*Given task:* From the entries below, pull out each line where "Formenlehre" appears.

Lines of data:
*****

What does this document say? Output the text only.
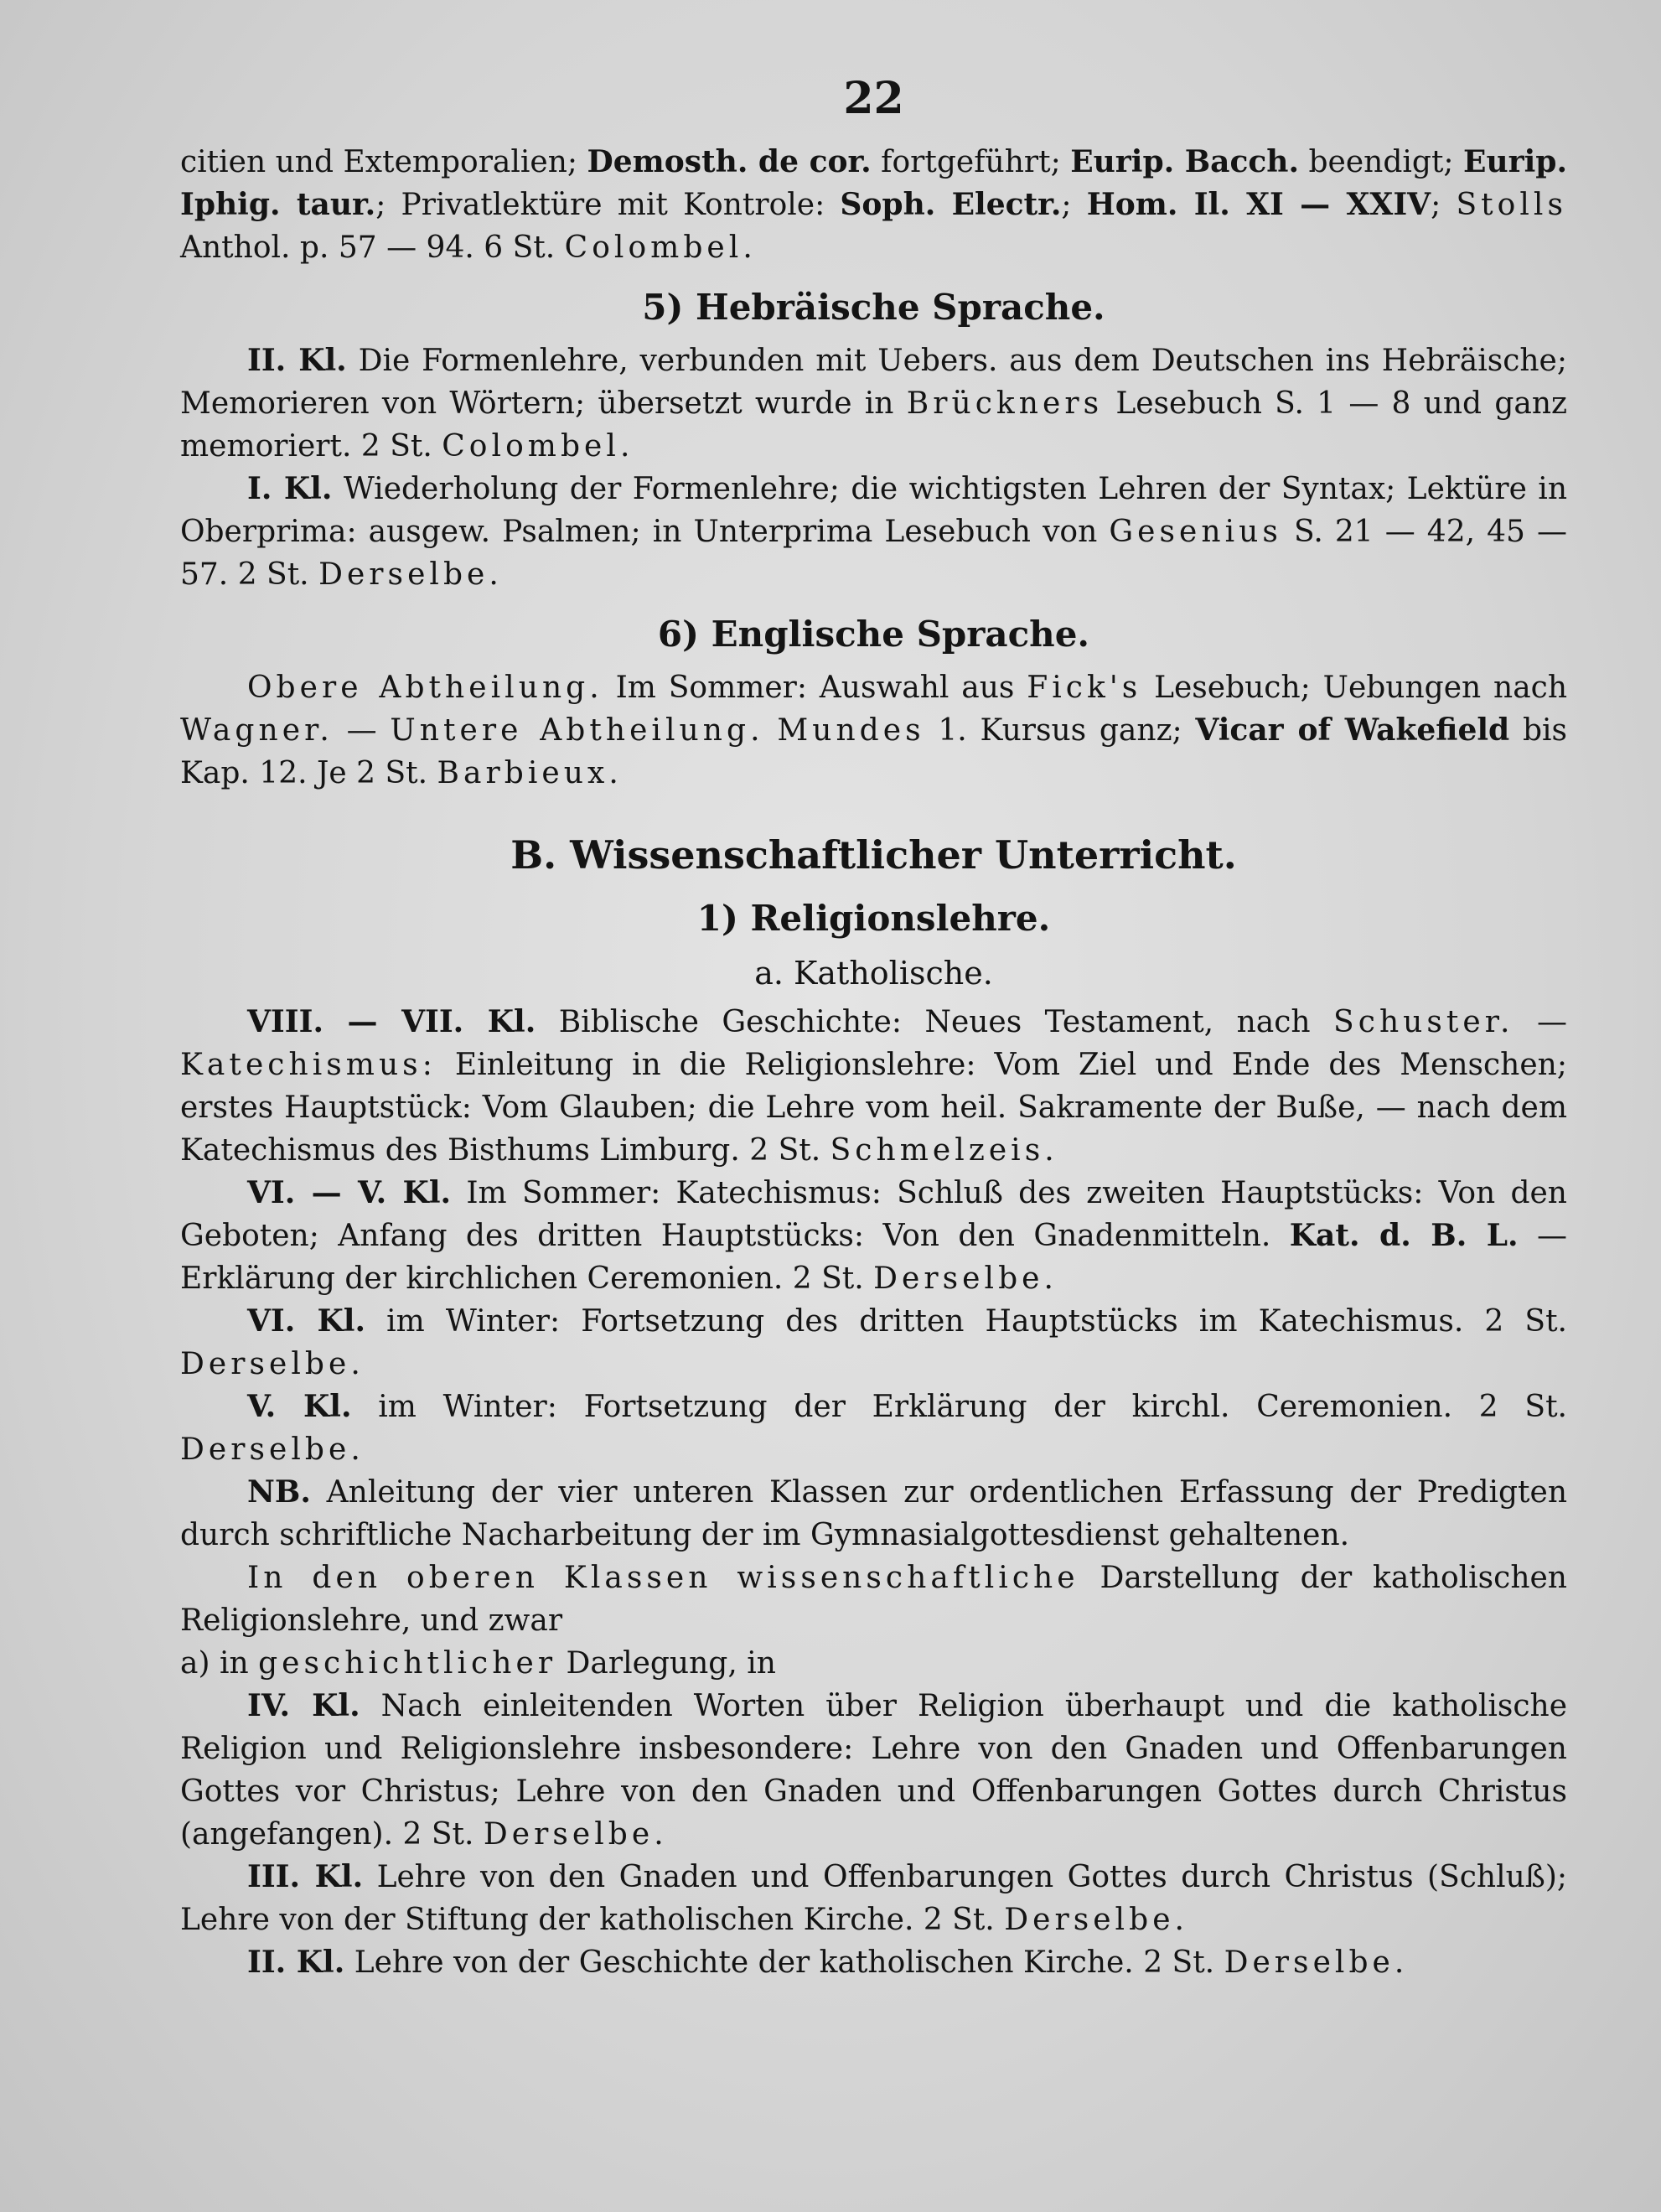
22

citien und Extemporalien; Demosth. de cor. fortgeführt; Eurip. Bacch. beendigt; Eurip. Iphig. taur.; Privatlektüre mit Kontrole: Soph. Electr.; Hom. Il. XI — XXIV; Stolls Anthol. p. 57 — 94. 6 St. Colombel.

5) Hebräische Sprache.

II. Kl. Die Formenlehre, verbunden mit Uebers. aus dem Deutschen ins Hebräische; Memorieren von Wörtern; übersetzt wurde in Brückners Lesebuch S. 1 — 8 und ganz memoriert. 2 St. Colombel.

I. Kl. Wiederholung der Formenlehre; die wichtigsten Lehren der Syntax; Lektüre in Oberprima: ausgew. Psalmen; in Unterprima Lesebuch von Gesenius S. 21 — 42, 45 — 57. 2 St. Derselbe.

6) Englische Sprache.

Obere Abtheilung. Im Sommer: Auswahl aus Fick's Lesebuch; Uebungen nach Wagner. — Untere Abtheilung. Mundes 1. Kursus ganz; Vicar of Wakefield bis Kap. 12. Je 2 St. Barbieux.

B. Wissenschaftlicher Unterricht.
1) Religionslehre.
a. Katholische.

VIII. — VII. Kl. Biblische Geschichte: Neues Testament, nach Schuster. — Katechismus: Einleitung in die Religionslehre: Vom Ziel und Ende des Menschen; erstes Hauptstück: Vom Glauben; die Lehre vom heil. Sakramente der Buße, — nach dem Katechismus des Bisthums Limburg. 2 St. Schmelzeis.

VI. — V. Kl. Im Sommer: Katechismus: Schluß des zweiten Hauptstücks: Von den Geboten; Anfang des dritten Hauptstücks: Von den Gnadenmitteln. Kat. d. B. L. — Erklärung der kirchlichen Ceremonien. 2 St. Derselbe.

VI. Kl. im Winter: Fortsetzung des dritten Hauptstücks im Katechismus. 2 St. Derselbe.

V. Kl. im Winter: Fortsetzung der Erklärung der kirchl. Ceremonien. 2 St. Derselbe.

NB. Anleitung der vier unteren Klassen zur ordentlichen Erfassung der Predigten durch schriftliche Nacharbeitung der im Gymnasialgottesdienst gehaltenen.

In den oberen Klassen wissenschaftliche Darstellung der katholischen Religionslehre, und zwar

a) in geschichtlicher Darlegung, in

IV. Kl. Nach einleitenden Worten über Religion überhaupt und die katholische Religion und Religionslehre insbesondere: Lehre von den Gnaden und Offenbarungen Gottes vor Christus; Lehre von den Gnaden und Offenbarungen Gottes durch Christus (angefangen). 2 St. Derselbe.

III. Kl. Lehre von den Gnaden und Offenbarungen Gottes durch Christus (Schluß); Lehre von der Stiftung der katholischen Kirche. 2 St. Derselbe.

II. Kl. Lehre von der Geschichte der katholischen Kirche. 2 St. Derselbe.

*****

*Final answer:*
II. Kl. Die Formenlehre, verbunden mit Uebers. aus dem Deutschen ins Hebräische; Memorieren von Wörtern; übersetzt wurde in Brückners Lesebuch S. 1 — 8 und ganz memoriert. 2 St. Colombel.
I. Kl. Wiederholung der Formenlehre; die wichtigsten Lehren der Syntax; Lektüre in Oberprima: ausgew. Psalmen; in Unterprima Lesebuch von Gesenius S. 21 — 42, 45 — 57. 2 St. Derselbe.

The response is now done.